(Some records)

--- START ---

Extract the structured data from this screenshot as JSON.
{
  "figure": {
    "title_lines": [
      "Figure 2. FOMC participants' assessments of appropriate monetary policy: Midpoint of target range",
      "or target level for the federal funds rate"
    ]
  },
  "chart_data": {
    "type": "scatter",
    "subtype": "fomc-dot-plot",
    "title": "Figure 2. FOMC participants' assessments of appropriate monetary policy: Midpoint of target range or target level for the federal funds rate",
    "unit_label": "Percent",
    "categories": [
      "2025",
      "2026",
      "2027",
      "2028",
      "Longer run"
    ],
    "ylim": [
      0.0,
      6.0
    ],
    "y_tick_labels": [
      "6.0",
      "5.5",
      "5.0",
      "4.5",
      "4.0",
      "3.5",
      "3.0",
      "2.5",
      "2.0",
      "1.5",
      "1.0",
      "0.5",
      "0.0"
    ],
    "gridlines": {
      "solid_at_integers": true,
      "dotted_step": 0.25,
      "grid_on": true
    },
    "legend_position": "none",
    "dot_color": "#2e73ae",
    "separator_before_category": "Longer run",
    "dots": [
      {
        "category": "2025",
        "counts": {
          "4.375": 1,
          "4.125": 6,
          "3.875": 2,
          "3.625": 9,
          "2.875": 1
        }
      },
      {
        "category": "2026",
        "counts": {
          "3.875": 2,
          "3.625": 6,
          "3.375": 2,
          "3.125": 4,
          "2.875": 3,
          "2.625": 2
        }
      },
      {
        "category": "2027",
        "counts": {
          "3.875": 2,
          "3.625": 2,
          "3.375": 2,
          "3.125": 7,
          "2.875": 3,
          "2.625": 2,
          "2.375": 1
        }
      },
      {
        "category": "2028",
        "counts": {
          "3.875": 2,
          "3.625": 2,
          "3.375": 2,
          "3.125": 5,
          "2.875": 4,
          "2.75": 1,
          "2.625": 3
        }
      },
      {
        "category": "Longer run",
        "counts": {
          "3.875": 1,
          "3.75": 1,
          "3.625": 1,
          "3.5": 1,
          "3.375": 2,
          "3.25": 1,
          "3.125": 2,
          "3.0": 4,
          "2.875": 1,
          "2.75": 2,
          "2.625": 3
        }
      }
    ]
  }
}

--- END ---

### Stated problem
Reproduce every line from the entries that holds the word "rate".

### The completed task
      "or target level for the federal funds rate"
    "title": "Figure 2. FOMC participants' assessments of appropriate monetary policy: Midpoint of target range or target level for the federal funds rate",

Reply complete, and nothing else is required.